- [Stored records]:
·····

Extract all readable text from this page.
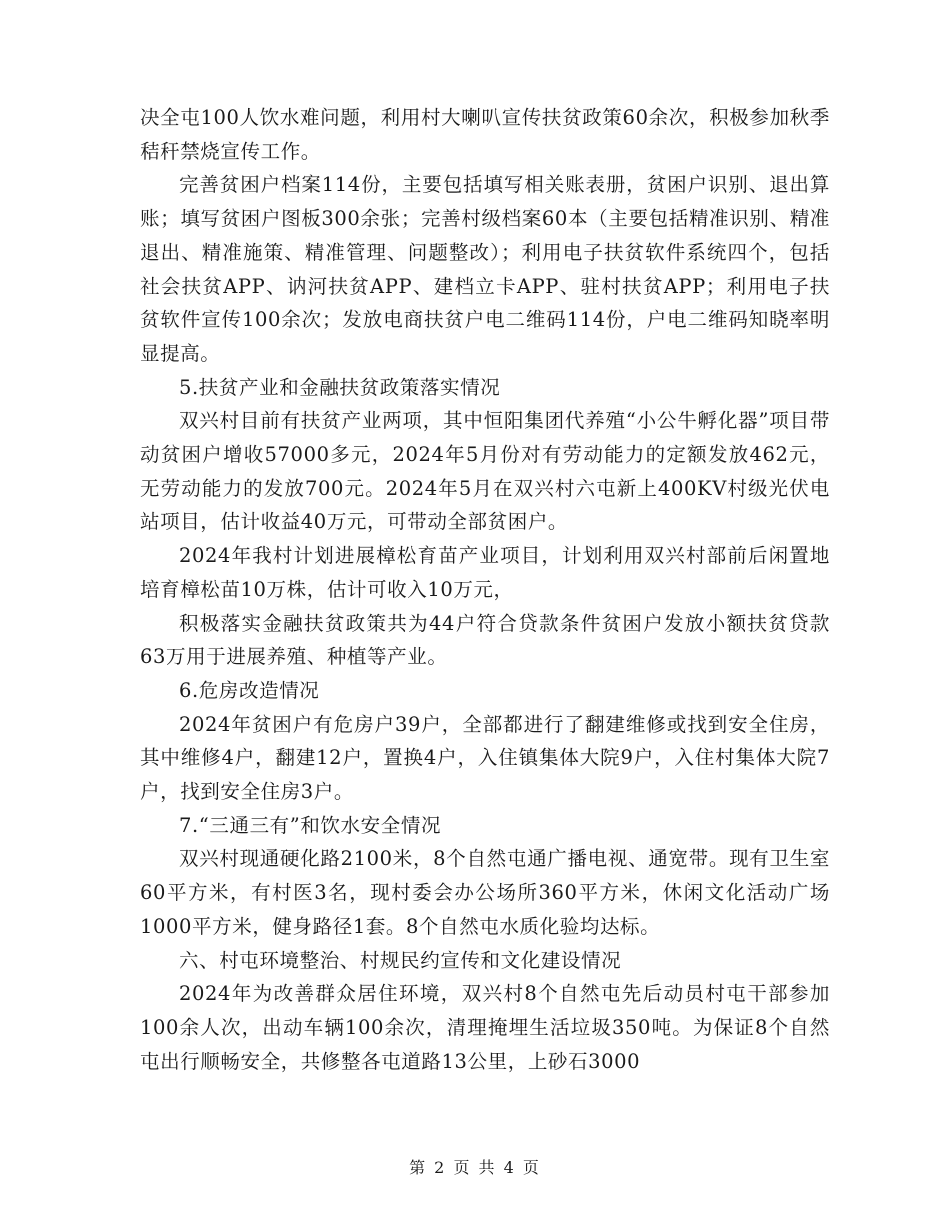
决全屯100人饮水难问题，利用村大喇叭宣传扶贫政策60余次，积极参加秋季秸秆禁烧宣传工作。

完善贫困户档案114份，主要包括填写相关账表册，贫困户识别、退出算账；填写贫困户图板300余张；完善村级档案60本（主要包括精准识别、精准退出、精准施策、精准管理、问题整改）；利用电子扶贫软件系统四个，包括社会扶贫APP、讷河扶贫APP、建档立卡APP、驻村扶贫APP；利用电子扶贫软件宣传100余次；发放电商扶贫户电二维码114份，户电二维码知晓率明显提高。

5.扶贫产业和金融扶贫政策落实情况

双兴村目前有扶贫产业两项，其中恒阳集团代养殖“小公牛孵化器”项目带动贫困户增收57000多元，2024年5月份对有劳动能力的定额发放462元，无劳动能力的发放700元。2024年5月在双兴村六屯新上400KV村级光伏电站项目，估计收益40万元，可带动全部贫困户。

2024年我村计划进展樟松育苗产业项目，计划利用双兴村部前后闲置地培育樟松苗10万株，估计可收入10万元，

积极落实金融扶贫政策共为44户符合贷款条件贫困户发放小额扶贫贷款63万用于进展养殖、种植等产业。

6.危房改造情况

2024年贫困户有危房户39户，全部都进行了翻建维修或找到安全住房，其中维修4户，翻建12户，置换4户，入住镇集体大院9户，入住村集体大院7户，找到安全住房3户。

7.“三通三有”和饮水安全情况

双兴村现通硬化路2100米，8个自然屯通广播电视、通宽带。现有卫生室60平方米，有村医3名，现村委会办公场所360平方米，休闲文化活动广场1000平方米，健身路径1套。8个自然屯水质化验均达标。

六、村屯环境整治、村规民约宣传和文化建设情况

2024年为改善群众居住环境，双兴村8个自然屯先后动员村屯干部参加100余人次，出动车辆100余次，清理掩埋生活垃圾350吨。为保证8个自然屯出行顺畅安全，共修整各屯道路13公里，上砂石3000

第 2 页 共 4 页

·····

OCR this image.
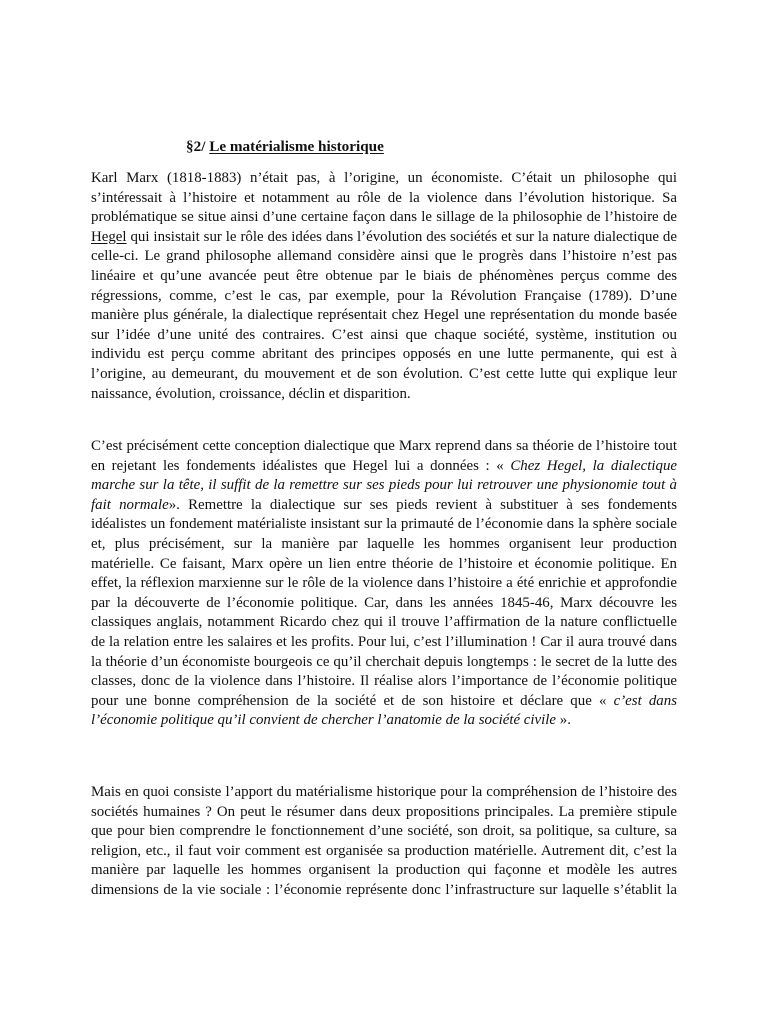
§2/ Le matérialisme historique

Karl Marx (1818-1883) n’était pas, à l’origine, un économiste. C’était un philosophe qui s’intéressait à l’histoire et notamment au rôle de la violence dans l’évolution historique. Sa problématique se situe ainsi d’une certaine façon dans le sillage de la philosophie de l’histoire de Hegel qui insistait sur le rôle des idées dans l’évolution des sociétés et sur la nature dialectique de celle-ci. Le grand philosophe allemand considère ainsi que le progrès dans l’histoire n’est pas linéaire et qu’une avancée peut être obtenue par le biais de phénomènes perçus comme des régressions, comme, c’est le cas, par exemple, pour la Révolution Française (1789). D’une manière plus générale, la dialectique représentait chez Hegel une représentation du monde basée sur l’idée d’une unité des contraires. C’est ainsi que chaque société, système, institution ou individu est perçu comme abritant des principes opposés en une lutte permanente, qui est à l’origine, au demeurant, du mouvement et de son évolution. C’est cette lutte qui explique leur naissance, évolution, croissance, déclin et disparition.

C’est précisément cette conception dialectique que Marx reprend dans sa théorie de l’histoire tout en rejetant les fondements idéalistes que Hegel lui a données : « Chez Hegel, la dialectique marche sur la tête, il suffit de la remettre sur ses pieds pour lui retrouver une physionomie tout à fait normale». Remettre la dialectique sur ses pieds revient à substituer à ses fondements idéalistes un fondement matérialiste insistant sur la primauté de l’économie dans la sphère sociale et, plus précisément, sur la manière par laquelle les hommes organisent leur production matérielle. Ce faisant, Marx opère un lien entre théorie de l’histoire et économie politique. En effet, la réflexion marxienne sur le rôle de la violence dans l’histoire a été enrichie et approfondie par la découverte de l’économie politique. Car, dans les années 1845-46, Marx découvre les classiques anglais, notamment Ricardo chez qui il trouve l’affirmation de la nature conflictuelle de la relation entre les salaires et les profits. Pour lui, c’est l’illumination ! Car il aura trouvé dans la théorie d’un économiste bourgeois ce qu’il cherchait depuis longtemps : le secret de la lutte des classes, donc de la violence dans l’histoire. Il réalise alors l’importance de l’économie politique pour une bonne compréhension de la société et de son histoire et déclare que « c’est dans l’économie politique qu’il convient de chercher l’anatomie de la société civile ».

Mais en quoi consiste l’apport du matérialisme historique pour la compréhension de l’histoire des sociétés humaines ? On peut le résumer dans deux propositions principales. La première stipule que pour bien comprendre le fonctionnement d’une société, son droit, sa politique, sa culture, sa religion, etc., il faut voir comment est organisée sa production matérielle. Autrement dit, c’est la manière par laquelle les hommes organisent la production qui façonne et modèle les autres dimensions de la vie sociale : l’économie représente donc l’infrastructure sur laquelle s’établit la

·····

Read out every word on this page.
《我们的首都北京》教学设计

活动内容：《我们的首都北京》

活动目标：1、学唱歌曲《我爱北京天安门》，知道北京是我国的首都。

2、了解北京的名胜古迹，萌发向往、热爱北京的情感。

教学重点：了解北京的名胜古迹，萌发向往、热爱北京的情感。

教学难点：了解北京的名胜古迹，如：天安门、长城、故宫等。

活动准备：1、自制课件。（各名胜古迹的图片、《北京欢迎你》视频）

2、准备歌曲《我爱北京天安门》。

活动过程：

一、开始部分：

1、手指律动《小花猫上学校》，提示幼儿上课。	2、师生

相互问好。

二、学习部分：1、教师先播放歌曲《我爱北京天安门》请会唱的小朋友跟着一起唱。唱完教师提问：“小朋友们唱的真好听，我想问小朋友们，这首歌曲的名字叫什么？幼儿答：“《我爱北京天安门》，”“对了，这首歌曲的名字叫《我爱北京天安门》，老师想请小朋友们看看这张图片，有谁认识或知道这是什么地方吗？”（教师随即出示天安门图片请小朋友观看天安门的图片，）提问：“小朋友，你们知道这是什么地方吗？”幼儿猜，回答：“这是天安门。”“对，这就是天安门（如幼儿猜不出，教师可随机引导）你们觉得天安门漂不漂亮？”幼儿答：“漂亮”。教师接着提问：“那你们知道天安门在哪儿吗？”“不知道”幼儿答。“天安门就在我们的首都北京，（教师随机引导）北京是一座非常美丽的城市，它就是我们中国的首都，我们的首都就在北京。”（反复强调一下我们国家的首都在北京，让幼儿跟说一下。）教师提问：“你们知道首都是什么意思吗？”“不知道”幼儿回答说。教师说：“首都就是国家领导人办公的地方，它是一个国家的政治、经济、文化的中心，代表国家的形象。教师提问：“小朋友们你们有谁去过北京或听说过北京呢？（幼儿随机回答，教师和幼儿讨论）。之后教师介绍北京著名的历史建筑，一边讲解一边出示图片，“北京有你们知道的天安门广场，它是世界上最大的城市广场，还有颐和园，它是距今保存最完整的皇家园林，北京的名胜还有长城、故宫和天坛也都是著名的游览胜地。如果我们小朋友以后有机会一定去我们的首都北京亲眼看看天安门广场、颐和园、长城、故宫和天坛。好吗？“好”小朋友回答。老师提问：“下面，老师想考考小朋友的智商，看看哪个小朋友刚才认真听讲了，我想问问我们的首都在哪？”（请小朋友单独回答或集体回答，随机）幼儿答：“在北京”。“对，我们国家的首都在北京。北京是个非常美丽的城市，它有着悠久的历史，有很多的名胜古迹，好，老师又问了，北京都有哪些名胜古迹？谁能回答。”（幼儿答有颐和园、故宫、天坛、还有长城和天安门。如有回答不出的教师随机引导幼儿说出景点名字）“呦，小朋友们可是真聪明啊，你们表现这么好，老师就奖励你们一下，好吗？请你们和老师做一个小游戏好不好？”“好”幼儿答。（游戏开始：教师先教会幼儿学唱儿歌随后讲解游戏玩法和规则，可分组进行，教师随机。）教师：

·····

- [Exercise task]: Read through the entries and copy every line that includes "萌发向往".

- [Task solution]:
2、了解北京的名胜古迹，萌发向往、热爱北京的情感。
教学重点：了解北京的名胜古迹，萌发向往、热爱北京的情感。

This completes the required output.